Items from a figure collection
■ ■ ■

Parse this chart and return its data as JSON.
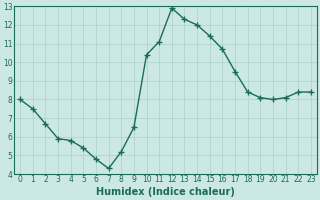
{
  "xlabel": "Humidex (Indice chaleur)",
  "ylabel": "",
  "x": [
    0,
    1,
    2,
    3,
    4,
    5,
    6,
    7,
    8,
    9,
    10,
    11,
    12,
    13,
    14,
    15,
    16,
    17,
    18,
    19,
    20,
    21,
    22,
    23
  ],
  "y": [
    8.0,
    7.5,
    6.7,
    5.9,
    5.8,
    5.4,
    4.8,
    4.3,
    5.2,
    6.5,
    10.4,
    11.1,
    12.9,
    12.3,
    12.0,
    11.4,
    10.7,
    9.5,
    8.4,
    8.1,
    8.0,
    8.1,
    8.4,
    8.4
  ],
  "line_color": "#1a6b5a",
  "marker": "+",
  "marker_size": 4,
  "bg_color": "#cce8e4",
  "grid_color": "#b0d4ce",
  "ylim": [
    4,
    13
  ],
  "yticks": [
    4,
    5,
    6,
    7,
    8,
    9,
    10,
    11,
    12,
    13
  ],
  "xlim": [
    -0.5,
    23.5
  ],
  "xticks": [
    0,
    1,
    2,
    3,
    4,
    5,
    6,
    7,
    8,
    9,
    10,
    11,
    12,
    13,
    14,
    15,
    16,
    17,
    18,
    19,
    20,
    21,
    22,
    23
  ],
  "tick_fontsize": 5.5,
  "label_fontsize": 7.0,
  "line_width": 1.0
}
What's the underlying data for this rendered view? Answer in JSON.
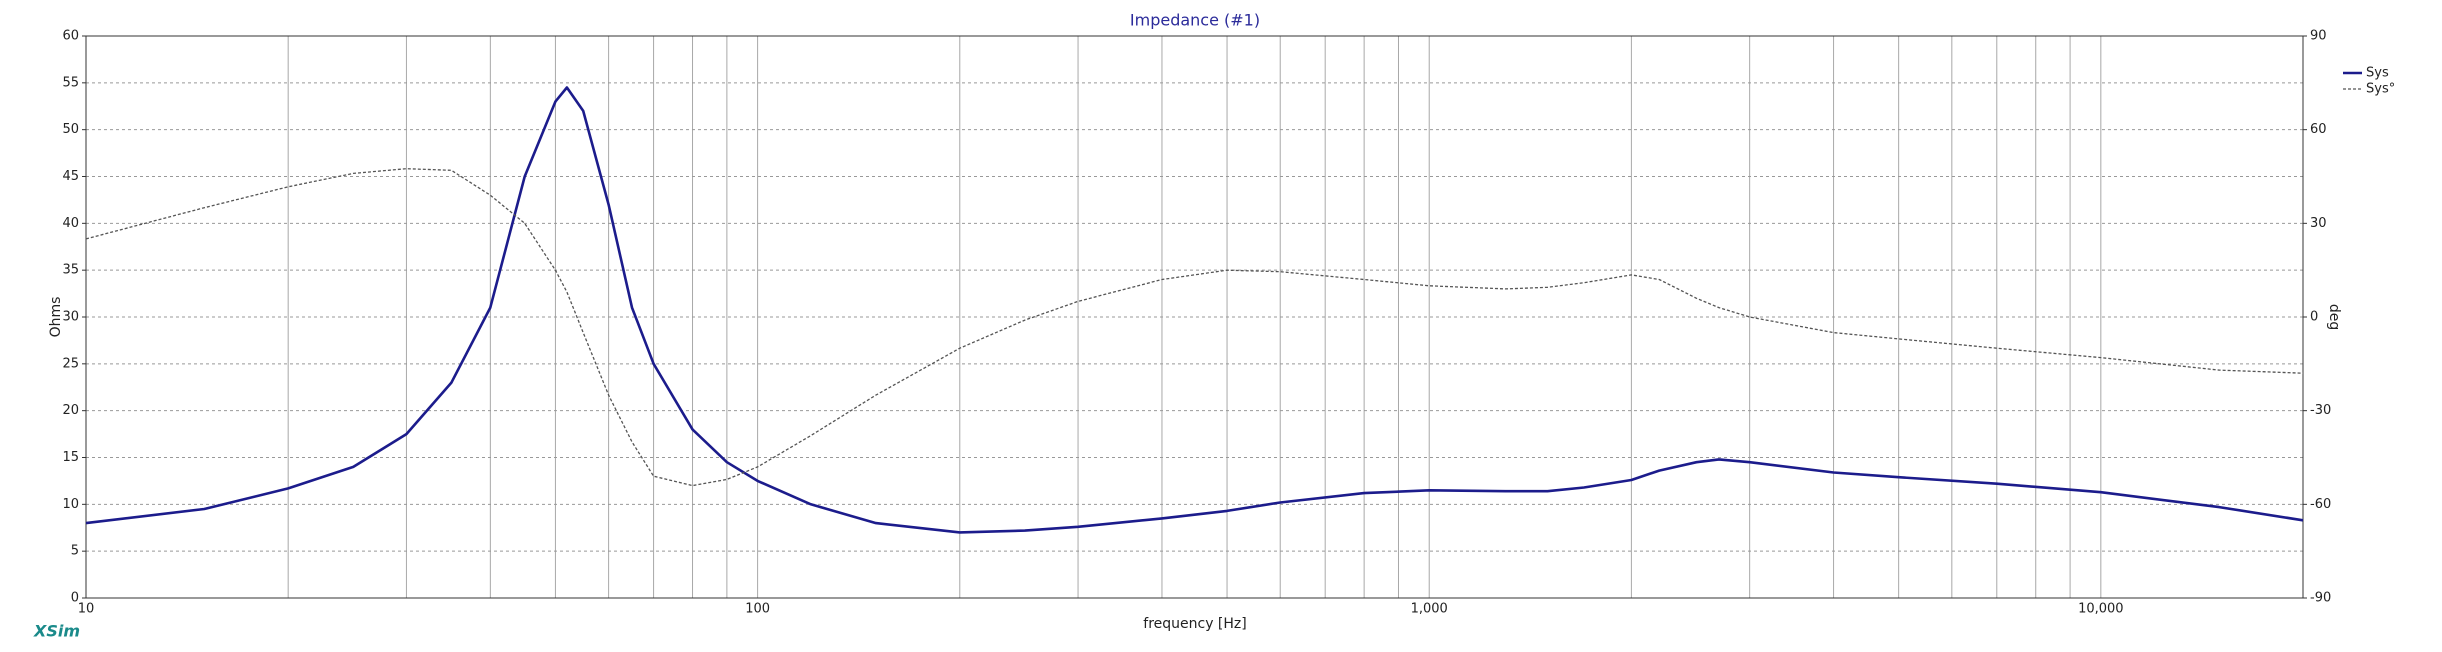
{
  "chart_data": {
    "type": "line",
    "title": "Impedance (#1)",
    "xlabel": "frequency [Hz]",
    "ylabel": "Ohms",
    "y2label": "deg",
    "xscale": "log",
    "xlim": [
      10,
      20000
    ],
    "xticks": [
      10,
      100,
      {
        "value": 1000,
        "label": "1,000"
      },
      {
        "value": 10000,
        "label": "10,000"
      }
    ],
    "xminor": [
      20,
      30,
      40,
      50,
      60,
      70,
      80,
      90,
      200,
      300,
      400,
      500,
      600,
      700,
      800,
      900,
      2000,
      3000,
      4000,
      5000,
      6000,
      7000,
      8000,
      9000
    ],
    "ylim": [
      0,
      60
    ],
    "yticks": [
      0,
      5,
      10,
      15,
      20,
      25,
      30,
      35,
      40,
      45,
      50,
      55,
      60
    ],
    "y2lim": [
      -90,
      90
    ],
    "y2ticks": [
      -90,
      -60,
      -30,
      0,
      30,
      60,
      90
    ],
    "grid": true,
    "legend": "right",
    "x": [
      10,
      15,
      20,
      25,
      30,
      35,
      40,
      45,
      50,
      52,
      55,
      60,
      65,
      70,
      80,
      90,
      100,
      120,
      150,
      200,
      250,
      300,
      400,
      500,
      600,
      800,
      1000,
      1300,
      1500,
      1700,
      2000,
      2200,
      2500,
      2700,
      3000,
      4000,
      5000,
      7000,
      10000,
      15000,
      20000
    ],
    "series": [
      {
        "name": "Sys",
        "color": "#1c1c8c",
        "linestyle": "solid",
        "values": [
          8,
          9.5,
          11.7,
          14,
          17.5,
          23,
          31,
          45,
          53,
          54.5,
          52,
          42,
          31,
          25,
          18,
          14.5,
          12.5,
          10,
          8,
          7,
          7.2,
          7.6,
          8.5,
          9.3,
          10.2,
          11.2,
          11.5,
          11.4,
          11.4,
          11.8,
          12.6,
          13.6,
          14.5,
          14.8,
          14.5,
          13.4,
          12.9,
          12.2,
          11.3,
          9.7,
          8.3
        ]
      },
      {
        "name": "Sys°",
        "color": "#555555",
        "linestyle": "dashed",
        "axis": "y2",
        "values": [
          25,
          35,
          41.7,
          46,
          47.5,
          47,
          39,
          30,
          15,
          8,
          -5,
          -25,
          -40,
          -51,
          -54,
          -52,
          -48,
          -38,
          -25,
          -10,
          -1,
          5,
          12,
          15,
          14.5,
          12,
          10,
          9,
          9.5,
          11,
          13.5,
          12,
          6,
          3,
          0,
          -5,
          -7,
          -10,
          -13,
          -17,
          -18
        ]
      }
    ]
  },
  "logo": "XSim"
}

■ ■ ■

* **Problem description**:
Copy every line of the data word for word, omitting the images.

* **Response**:
Parse this chart and return its data as JSON.
{
  "xlabel": "Humidex (Indice chaleur)",
  "ylabel": "",
  "x": [
    0,
    1,
    2,
    3,
    4,
    5,
    6,
    7,
    8,
    9,
    10,
    11,
    12,
    13,
    14,
    15,
    16,
    17,
    18,
    19,
    20,
    21,
    22,
    23
  ],
  "y": [
    8.0,
    7.5,
    6.7,
    5.9,
    5.8,
    5.4,
    4.8,
    4.3,
    5.2,
    6.5,
    10.4,
    11.1,
    12.9,
    12.3,
    12.0,
    11.4,
    10.7,
    9.5,
    8.4,
    8.1,
    8.0,
    8.1,
    8.4,
    8.4
  ],
  "line_color": "#1a6b5a",
  "marker": "+",
  "marker_size": 4,
  "bg_color": "#cce8e4",
  "grid_color": "#b0d4ce",
  "ylim": [
    4,
    13
  ],
  "yticks": [
    4,
    5,
    6,
    7,
    8,
    9,
    10,
    11,
    12,
    13
  ],
  "xlim": [
    -0.5,
    23.5
  ],
  "xticks": [
    0,
    1,
    2,
    3,
    4,
    5,
    6,
    7,
    8,
    9,
    10,
    11,
    12,
    13,
    14,
    15,
    16,
    17,
    18,
    19,
    20,
    21,
    22,
    23
  ],
  "tick_fontsize": 5.5,
  "label_fontsize": 7.0,
  "line_width": 1.0
}
What's the underlying data for this rendered view? Answer in JSON.
{
  "chart_data": {
    "type": "line",
    "title": "Impedance (#1)",
    "xlabel": "frequency [Hz]",
    "ylabel": "Ohms",
    "y2label": "deg",
    "xscale": "log",
    "xlim": [
      10,
      20000
    ],
    "xticks": [
      10,
      100,
      {
        "value": 1000,
        "label": "1,000"
      },
      {
        "value": 10000,
        "label": "10,000"
      }
    ],
    "xminor": [
      20,
      30,
      40,
      50,
      60,
      70,
      80,
      90,
      200,
      300,
      400,
      500,
      600,
      700,
      800,
      900,
      2000,
      3000,
      4000,
      5000,
      6000,
      7000,
      8000,
      9000
    ],
    "ylim": [
      0,
      60
    ],
    "yticks": [
      0,
      5,
      10,
      15,
      20,
      25,
      30,
      35,
      40,
      45,
      50,
      55,
      60
    ],
    "y2lim": [
      -90,
      90
    ],
    "y2ticks": [
      -90,
      -60,
      -30,
      0,
      30,
      60,
      90
    ],
    "grid": true,
    "legend": "right",
    "x": [
      10,
      15,
      20,
      25,
      30,
      35,
      40,
      45,
      50,
      52,
      55,
      60,
      65,
      70,
      80,
      90,
      100,
      120,
      150,
      200,
      250,
      300,
      400,
      500,
      600,
      800,
      1000,
      1300,
      1500,
      1700,
      2000,
      2200,
      2500,
      2700,
      3000,
      4000,
      5000,
      7000,
      10000,
      15000,
      20000
    ],
    "series": [
      {
        "name": "Sys",
        "color": "#1c1c8c",
        "linestyle": "solid",
        "values": [
          8,
          9.5,
          11.7,
          14,
          17.5,
          23,
          31,
          45,
          53,
          54.5,
          52,
          42,
          31,
          25,
          18,
          14.5,
          12.5,
          10,
          8,
          7,
          7.2,
          7.6,
          8.5,
          9.3,
          10.2,
          11.2,
          11.5,
          11.4,
          11.4,
          11.8,
          12.6,
          13.6,
          14.5,
          14.8,
          14.5,
          13.4,
          12.9,
          12.2,
          11.3,
          9.7,
          8.3
        ]
      },
      {
        "name": "Sys°",
        "color": "#555555",
        "linestyle": "dashed",
        "axis": "y2",
        "values": [
          25,
          35,
          41.7,
          46,
          47.5,
          47,
          39,
          30,
          15,
          8,
          -5,
          -25,
          -40,
          -51,
          -54,
          -52,
          -48,
          -38,
          -25,
          -10,
          -1,
          5,
          12,
          15,
          14.5,
          12,
          10,
          9,
          9.5,
          11,
          13.5,
          12,
          6,
          3,
          0,
          -5,
          -7,
          -10,
          -13,
          -17,
          -18
        ]
      }
    ]
  },
  "logo": "XSim"
}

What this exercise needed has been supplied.